Data extracted from a collection:
========================

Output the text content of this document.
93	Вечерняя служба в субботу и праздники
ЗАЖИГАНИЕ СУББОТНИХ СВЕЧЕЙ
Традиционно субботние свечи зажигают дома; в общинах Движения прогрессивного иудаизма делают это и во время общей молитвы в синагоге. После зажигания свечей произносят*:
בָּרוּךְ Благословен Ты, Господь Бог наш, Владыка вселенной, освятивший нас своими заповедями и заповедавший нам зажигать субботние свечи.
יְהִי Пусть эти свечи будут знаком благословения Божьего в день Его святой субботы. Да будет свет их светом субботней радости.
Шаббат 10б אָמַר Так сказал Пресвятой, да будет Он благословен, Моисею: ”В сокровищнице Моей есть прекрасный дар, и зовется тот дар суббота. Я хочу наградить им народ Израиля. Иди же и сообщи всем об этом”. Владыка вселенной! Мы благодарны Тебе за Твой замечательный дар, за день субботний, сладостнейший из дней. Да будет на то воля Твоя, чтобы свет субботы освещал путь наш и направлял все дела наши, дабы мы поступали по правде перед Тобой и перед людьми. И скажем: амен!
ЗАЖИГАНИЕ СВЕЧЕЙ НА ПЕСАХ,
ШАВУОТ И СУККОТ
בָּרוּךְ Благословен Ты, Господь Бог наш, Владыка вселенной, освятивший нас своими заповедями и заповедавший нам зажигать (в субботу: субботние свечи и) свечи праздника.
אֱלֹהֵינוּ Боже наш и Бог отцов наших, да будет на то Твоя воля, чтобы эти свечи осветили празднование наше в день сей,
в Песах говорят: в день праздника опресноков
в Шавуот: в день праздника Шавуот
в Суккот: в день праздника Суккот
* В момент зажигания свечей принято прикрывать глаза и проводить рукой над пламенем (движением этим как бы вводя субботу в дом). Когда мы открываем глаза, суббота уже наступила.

========================

→ **The exercise**
Return all of the data exactly as it reads.

→ **Exercise response**
Output the text content of this document.
93	Вечерняя служба в субботу и праздники
ЗАЖИГАНИЕ СУББОТНИХ СВЕЧЕЙ
Традиционно субботние свечи зажигают дома; в общинах Движения прогрессивного иудаизма делают это и во время общей молитвы в синагоге. После зажигания свечей произносят*:
בָּרוּךְ Благословен Ты, Господь Бог наш, Владыка вселенной, освятивший нас своими заповедями и заповедавший нам зажигать субботние свечи.
יְהִי Пусть эти свечи будут знаком благословения Божьего в день Его святой субботы. Да будет свет их светом субботней радости.
Шаббат 10б אָמַר Так сказал Пресвятой, да будет Он благословен, Моисею: ”В сокровищнице Моей есть прекрасный дар, и зовется тот дар суббота. Я хочу наградить им народ Израиля. Иди же и сообщи всем об этом”. Владыка вселенной! Мы благодарны Тебе за Твой замечательный дар, за день субботний, сладостнейший из дней. Да будет на то воля Твоя, чтобы свет субботы освещал путь наш и направлял все дела наши, дабы мы поступали по правде перед Тобой и перед людьми. И скажем: амен!
ЗАЖИГАНИЕ СВЕЧЕЙ НА ПЕСАХ,
ШАВУОТ И СУККОТ
בָּרוּךְ Благословен Ты, Господь Бог наш, Владыка вселенной, освятивший нас своими заповедями и заповедавший нам зажигать (в субботу: субботние свечи и) свечи праздника.
אֱלֹהֵינוּ Боже наш и Бог отцов наших, да будет на то Твоя воля, чтобы эти свечи осветили празднование наше в день сей,
в Песах говорят: в день праздника опресноков
в Шавуот: в день праздника Шавуот
в Суккот: в день праздника Суккот
* В момент зажигания свечей принято прикрывать глаза и проводить рукой над пламенем (движением этим как бы вводя субботу в дом). Когда мы открываем глаза, суббота уже наступила.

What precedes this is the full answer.